__Set problem__. Please turn the lines from the one containing "List each element" through the one containing "more-models-label: 更多模型回答参考 [1281, 132, 1434, 154]", both included, into a numbered list, leaving out blank lines. Convert only those lines.

********

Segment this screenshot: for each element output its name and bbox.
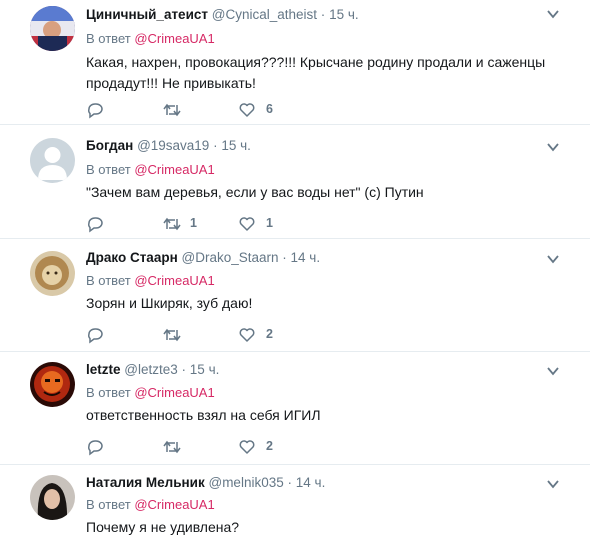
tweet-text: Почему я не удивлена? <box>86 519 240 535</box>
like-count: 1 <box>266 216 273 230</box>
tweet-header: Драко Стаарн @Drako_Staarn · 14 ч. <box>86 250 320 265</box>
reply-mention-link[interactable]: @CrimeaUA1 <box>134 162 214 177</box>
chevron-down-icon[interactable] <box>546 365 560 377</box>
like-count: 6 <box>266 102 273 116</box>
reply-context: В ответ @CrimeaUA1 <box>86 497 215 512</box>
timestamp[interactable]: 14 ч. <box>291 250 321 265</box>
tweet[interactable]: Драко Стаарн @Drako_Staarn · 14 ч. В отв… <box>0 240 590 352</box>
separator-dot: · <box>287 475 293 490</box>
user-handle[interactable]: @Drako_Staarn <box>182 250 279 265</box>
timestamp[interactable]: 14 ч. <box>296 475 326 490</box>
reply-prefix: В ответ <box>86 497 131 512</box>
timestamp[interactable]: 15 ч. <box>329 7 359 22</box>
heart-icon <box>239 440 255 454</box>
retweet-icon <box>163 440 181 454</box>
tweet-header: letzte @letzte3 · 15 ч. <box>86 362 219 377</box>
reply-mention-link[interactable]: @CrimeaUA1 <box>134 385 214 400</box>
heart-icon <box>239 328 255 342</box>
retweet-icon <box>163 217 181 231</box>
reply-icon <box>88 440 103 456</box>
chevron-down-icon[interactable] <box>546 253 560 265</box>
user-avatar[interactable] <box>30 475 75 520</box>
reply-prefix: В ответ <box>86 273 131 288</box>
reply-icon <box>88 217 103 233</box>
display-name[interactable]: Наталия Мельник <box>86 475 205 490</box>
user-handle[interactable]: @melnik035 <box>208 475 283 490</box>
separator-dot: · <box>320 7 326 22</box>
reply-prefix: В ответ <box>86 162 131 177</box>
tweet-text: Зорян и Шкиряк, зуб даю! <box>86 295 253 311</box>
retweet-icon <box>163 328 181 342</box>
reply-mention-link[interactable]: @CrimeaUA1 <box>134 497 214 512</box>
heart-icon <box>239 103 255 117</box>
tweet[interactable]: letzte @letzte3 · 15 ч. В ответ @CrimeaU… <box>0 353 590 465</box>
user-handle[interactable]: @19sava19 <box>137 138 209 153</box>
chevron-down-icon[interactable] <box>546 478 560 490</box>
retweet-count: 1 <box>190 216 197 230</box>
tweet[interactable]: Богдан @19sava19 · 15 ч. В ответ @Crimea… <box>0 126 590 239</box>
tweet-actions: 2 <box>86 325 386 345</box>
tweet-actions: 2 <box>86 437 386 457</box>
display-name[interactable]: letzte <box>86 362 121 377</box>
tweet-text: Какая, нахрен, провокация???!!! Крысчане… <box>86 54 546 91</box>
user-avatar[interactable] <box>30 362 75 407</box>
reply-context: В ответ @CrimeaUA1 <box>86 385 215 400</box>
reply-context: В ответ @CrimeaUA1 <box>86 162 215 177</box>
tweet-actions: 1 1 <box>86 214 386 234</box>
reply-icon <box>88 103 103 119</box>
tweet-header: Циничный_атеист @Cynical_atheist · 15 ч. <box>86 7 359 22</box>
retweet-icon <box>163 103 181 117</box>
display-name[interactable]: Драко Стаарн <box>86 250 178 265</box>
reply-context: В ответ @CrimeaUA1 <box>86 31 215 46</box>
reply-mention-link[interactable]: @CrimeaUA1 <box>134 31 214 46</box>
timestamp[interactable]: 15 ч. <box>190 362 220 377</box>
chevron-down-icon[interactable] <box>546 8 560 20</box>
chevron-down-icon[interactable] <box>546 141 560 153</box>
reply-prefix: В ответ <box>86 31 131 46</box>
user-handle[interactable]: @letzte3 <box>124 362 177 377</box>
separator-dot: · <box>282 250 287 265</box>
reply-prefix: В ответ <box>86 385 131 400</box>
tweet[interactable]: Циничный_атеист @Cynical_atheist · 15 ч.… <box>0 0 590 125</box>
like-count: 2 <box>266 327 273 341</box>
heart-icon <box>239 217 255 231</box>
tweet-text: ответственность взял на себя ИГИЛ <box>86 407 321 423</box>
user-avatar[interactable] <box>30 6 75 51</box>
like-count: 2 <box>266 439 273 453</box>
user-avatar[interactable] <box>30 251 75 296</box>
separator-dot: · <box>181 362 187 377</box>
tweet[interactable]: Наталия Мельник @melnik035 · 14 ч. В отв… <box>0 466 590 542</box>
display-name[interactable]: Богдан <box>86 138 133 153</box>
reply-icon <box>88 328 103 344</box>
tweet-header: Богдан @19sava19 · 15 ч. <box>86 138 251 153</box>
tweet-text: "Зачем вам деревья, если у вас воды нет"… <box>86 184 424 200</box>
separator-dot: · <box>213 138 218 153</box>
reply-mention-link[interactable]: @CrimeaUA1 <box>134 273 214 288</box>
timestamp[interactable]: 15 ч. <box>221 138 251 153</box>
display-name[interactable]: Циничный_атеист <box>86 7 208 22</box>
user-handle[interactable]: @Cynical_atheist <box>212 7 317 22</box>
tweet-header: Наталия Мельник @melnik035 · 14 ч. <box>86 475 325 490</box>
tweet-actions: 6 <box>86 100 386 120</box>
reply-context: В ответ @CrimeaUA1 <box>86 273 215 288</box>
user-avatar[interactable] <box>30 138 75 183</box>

********

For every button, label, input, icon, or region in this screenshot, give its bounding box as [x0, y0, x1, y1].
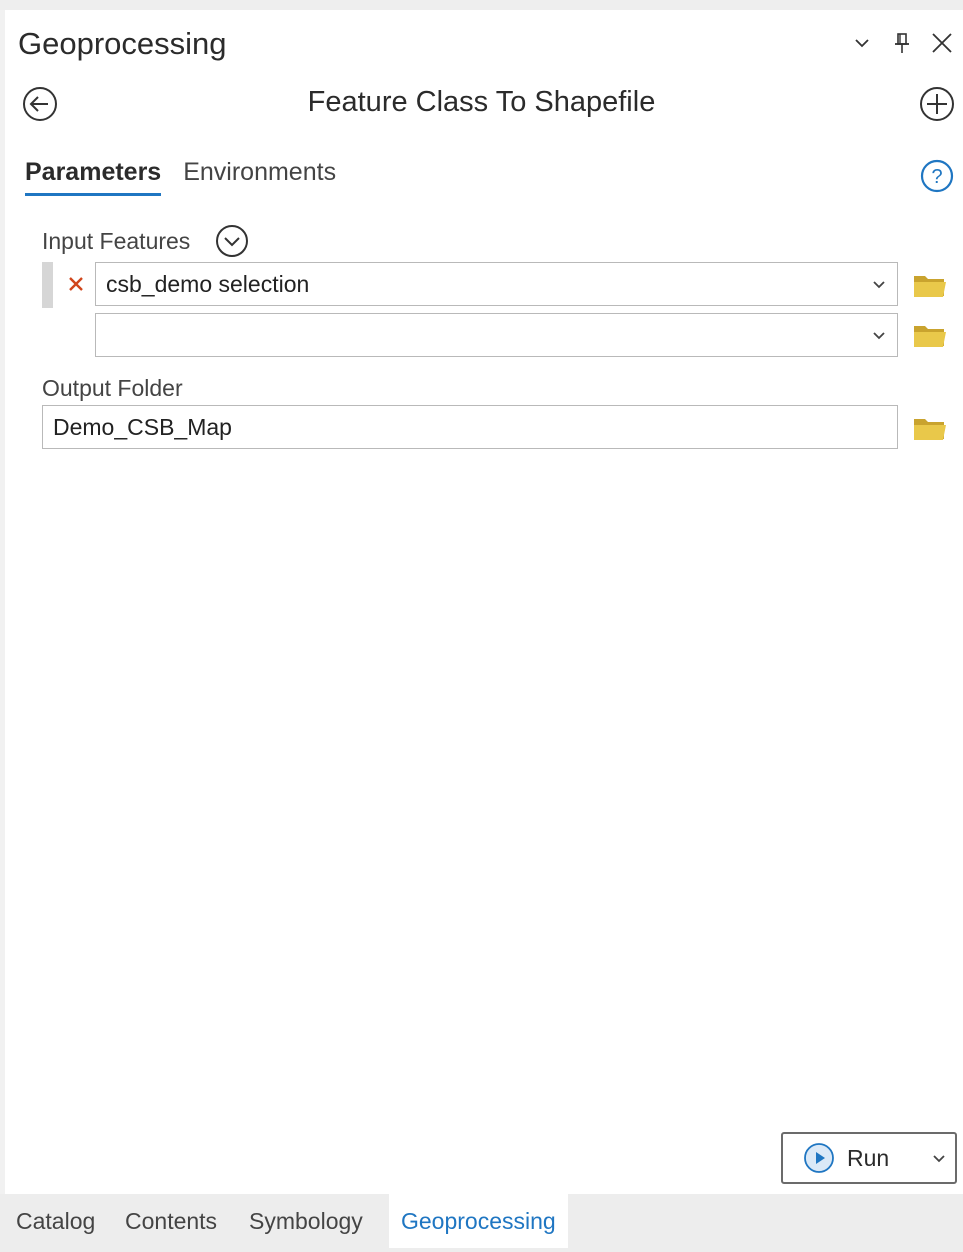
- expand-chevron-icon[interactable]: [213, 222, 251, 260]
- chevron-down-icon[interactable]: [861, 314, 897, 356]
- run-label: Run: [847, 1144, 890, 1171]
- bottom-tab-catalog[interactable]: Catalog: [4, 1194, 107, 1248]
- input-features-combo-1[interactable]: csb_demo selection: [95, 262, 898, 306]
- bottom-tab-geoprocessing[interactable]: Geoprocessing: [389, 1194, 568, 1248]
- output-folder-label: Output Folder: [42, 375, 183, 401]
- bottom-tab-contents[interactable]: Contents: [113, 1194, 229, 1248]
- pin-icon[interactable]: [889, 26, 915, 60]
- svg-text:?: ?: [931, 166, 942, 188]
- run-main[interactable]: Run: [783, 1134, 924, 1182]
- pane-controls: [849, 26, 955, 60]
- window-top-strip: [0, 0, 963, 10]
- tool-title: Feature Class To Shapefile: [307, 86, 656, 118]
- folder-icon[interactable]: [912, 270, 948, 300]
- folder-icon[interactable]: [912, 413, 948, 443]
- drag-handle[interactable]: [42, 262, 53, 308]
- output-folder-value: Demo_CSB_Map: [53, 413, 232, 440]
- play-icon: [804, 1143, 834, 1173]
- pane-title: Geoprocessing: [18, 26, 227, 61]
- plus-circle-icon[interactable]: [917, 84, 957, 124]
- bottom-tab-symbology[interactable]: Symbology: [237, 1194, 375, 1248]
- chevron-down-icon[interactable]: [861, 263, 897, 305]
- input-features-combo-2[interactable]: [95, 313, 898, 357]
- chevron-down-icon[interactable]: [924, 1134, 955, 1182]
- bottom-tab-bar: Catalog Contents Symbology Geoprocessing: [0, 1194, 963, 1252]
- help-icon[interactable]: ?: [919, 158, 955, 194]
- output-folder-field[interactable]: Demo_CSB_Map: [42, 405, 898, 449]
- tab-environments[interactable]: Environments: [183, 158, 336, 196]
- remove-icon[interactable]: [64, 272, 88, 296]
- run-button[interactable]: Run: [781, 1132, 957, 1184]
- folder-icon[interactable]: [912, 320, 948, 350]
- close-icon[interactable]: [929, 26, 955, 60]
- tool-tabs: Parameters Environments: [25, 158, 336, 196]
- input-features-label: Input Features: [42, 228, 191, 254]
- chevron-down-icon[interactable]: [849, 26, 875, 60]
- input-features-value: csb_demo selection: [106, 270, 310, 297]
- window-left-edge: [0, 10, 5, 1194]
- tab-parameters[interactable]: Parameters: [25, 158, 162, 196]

********

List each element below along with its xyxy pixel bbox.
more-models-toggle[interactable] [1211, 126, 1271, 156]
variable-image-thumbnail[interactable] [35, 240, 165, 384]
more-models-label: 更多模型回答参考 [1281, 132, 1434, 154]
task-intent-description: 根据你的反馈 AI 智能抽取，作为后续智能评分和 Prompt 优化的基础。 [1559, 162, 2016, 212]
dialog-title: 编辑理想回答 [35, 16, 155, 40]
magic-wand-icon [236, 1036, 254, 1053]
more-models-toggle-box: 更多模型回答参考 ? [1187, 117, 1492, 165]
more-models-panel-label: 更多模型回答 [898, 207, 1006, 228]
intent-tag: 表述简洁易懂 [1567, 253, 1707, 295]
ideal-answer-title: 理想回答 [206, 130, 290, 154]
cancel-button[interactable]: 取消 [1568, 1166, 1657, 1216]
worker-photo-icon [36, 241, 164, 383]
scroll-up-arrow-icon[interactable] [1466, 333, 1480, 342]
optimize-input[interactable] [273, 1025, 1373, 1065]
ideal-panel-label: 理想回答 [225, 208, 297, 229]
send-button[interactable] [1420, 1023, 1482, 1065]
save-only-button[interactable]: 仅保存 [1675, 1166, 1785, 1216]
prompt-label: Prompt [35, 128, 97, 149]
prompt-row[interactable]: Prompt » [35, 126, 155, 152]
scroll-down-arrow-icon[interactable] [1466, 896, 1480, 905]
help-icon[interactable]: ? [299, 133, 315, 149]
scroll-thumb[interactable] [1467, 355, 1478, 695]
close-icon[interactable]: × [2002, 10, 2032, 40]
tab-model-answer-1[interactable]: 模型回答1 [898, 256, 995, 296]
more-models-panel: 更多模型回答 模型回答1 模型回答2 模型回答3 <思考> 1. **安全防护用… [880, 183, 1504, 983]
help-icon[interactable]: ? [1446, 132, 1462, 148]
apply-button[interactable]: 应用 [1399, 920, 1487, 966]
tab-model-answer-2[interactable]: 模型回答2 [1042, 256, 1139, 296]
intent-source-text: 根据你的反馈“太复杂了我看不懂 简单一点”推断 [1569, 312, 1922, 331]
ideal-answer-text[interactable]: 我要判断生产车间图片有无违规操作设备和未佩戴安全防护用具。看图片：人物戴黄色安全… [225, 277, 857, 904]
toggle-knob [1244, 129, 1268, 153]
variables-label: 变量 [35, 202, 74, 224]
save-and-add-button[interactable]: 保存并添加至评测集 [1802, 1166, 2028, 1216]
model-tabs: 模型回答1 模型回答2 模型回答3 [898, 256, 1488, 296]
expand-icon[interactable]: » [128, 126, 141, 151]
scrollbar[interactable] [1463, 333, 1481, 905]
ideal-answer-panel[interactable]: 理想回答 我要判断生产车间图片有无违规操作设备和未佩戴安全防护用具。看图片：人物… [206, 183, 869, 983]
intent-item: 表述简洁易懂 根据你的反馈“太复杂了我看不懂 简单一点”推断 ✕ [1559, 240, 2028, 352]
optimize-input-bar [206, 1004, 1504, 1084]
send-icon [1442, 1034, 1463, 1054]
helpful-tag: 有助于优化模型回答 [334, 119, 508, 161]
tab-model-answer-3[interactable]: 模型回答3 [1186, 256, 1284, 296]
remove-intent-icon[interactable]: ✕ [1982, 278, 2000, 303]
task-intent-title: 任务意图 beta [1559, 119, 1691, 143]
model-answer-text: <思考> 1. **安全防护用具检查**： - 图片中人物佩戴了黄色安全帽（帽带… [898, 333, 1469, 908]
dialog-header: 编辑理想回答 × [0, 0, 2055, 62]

********

__Solution__.
1. List each element below along with its xyxy pixel bbox.
2. more-models-toggle[interactable] [1211, 126, 1271, 156]
3. variable-image-thumbnail[interactable] [35, 240, 165, 384]
4. more-models-label: 更多模型回答参考 [1281, 132, 1434, 154]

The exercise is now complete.